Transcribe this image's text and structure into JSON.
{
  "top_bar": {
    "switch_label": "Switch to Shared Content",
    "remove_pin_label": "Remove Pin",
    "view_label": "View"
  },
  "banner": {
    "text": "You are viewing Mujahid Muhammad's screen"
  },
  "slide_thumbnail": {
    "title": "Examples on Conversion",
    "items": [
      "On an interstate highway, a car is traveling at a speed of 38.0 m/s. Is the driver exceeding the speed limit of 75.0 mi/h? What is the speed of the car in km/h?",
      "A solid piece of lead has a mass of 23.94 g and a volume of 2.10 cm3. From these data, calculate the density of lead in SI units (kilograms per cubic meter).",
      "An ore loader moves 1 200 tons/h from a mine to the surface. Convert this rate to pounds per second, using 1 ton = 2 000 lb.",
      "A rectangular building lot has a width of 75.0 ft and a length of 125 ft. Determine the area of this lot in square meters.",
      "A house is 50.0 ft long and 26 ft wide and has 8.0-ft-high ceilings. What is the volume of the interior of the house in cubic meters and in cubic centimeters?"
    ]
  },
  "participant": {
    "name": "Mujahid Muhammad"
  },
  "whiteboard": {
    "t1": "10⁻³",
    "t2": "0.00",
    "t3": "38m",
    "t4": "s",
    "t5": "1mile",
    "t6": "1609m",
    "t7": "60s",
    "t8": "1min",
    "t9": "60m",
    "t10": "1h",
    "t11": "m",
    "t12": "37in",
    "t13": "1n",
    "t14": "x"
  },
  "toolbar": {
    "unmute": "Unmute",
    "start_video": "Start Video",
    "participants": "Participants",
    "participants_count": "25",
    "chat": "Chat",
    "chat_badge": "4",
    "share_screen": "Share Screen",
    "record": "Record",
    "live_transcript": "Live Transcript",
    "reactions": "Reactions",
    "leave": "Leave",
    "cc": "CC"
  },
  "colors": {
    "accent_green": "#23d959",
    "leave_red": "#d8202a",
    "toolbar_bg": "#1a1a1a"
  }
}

● **Required work**
Reproduce each record shown above without altering a single word.

● **The output**
Transcribe this image's text and structure into JSON.
{
  "top_bar": {
    "switch_label": "Switch to Shared Content",
    "remove_pin_label": "Remove Pin",
    "view_label": "View"
  },
  "banner": {
    "text": "You are viewing Mujahid Muhammad's screen"
  },
  "slide_thumbnail": {
    "title": "Examples on Conversion",
    "items": [
      "On an interstate highway, a car is traveling at a speed of 38.0 m/s. Is the driver exceeding the speed limit of 75.0 mi/h? What is the speed of the car in km/h?",
      "A solid piece of lead has a mass of 23.94 g and a volume of 2.10 cm3. From these data, calculate the density of lead in SI units (kilograms per cubic meter).",
      "An ore loader moves 1 200 tons/h from a mine to the surface. Convert this rate to pounds per second, using 1 ton = 2 000 lb.",
      "A rectangular building lot has a width of 75.0 ft and a length of 125 ft. Determine the area of this lot in square meters.",
      "A house is 50.0 ft long and 26 ft wide and has 8.0-ft-high ceilings. What is the volume of the interior of the house in cubic meters and in cubic centimeters?"
    ]
  },
  "participant": {
    "name": "Mujahid Muhammad"
  },
  "whiteboard": {
    "t1": "10⁻³",
    "t2": "0.00",
    "t3": "38m",
    "t4": "s",
    "t5": "1mile",
    "t6": "1609m",
    "t7": "60s",
    "t8": "1min",
    "t9": "60m",
    "t10": "1h",
    "t11": "m",
    "t12": "37in",
    "t13": "1n",
    "t14": "x"
  },
  "toolbar": {
    "unmute": "Unmute",
    "start_video": "Start Video",
    "participants": "Participants",
    "participants_count": "25",
    "chat": "Chat",
    "chat_badge": "4",
    "share_screen": "Share Screen",
    "record": "Record",
    "live_transcript": "Live Transcript",
    "reactions": "Reactions",
    "leave": "Leave",
    "cc": "CC"
  },
  "colors": {
    "accent_green": "#23d959",
    "leave_red": "#d8202a",
    "toolbar_bg": "#1a1a1a"
  }
}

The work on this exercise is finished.